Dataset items
---

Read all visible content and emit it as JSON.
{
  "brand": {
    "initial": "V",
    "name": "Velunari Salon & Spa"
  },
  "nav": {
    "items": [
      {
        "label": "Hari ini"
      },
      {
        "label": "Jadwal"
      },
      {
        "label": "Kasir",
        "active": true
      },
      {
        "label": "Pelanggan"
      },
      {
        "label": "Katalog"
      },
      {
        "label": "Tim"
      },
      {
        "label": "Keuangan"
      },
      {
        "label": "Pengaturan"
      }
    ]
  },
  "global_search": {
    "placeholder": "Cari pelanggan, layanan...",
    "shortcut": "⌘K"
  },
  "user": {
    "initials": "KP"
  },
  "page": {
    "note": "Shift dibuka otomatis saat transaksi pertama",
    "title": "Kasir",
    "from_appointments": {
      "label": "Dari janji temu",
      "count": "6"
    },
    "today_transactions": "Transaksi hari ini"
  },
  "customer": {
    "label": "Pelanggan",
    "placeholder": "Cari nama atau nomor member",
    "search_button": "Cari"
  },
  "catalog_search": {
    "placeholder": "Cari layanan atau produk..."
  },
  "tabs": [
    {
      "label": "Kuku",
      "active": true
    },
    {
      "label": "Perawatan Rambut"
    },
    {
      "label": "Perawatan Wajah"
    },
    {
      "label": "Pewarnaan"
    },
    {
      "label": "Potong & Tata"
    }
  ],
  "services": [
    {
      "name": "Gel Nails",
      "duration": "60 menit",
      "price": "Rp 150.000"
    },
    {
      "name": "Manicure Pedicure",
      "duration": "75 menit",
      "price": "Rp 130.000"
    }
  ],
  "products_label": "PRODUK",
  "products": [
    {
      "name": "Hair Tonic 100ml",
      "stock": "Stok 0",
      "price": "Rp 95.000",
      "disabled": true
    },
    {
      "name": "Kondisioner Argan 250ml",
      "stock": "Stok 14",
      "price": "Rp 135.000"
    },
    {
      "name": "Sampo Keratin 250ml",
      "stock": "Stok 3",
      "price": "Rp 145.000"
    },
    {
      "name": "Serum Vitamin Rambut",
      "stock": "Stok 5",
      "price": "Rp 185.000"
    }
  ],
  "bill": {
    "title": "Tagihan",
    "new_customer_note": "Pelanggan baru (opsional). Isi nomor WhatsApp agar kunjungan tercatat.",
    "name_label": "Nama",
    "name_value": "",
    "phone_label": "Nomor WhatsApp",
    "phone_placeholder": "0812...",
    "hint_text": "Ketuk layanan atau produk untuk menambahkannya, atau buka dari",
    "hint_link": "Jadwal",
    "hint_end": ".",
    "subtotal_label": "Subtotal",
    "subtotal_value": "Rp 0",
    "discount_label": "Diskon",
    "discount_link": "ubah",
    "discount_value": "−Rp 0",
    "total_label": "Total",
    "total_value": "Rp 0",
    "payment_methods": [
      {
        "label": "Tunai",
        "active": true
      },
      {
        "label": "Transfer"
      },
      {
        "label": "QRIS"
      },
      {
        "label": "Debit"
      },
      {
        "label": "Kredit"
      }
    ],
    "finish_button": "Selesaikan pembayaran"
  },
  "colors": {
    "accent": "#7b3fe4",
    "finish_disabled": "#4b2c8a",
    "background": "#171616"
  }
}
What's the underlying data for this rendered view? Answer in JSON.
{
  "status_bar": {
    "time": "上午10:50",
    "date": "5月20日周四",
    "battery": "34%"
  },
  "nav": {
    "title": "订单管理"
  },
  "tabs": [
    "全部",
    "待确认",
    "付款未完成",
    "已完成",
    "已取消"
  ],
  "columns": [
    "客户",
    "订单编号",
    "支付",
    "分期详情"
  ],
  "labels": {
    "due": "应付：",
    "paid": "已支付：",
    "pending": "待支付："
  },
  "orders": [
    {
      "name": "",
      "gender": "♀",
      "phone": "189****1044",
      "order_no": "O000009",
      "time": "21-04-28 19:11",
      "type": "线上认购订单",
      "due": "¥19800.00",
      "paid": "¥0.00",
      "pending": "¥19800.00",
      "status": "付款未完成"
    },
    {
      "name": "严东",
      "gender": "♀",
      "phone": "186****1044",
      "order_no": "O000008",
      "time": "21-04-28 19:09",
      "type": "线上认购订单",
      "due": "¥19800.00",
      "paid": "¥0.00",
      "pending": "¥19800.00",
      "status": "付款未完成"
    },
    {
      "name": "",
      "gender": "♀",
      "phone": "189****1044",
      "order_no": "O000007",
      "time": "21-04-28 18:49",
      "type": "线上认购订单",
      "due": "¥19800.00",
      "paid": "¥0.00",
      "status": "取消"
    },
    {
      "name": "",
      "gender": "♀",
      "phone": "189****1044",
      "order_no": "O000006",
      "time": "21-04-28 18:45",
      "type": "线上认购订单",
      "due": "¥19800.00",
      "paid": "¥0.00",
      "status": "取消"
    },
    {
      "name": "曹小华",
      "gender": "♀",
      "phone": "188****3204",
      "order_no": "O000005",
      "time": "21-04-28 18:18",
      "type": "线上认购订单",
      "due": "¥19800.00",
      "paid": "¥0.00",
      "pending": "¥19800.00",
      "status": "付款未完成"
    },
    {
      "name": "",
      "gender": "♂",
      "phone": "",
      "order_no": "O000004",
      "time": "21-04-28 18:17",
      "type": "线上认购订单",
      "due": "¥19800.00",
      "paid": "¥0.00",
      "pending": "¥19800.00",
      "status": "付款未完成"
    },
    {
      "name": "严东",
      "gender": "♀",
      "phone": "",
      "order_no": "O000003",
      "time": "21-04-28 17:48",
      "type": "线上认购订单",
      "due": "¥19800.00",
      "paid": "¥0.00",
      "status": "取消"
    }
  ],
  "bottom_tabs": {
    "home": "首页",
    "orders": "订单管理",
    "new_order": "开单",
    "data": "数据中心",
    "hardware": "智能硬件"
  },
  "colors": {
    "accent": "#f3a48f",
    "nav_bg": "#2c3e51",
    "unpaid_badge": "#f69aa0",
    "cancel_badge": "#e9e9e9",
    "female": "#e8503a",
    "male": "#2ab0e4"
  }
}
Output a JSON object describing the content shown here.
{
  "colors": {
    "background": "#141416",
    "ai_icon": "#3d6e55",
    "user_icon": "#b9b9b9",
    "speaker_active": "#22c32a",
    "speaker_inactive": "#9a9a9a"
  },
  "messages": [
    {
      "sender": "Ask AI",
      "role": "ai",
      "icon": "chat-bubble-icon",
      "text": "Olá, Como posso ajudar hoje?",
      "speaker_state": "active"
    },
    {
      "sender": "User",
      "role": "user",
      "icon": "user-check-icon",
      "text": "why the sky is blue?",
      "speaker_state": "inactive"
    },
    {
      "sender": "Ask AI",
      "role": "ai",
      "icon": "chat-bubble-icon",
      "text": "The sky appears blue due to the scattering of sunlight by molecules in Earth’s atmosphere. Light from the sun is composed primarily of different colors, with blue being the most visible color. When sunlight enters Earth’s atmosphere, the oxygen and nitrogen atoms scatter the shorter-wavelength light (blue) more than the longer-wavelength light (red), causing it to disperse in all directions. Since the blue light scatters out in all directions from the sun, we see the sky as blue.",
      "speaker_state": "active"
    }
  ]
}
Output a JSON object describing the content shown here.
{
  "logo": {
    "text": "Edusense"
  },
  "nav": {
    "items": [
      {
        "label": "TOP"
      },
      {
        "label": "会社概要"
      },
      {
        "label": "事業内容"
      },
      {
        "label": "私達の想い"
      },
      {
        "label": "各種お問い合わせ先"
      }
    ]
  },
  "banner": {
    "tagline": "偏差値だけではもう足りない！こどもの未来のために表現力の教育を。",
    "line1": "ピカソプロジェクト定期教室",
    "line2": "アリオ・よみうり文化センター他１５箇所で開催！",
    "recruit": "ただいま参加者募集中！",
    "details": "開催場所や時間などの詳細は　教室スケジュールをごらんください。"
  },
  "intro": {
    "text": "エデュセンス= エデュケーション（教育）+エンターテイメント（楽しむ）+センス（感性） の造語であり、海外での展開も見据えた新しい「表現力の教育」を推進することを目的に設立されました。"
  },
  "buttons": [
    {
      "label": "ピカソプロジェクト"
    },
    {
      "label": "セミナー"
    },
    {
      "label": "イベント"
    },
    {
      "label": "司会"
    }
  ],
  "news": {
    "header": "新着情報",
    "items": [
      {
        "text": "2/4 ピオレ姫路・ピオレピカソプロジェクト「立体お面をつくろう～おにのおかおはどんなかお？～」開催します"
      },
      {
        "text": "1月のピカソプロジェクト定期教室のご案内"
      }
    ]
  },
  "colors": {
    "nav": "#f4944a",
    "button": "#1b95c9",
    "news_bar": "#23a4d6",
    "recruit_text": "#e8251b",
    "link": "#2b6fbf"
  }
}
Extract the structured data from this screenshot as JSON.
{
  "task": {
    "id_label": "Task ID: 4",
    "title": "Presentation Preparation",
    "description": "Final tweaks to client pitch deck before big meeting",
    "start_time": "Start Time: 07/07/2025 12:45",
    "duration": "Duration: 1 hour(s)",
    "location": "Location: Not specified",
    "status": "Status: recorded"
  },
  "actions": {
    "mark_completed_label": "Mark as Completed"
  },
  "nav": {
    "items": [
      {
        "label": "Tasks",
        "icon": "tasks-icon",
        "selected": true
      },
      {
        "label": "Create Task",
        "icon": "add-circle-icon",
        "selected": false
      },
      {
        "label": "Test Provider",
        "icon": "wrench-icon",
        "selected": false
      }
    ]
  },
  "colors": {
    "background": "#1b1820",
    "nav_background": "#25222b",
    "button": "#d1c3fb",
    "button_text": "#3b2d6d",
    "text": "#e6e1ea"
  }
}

---

» **Task goal**
From the records, copy every line that has the string "Rambut" in it.

» **Solution to this exercise**
      "label": "Perawatan Rambut"
      "name": "Serum Vitamin Rambut",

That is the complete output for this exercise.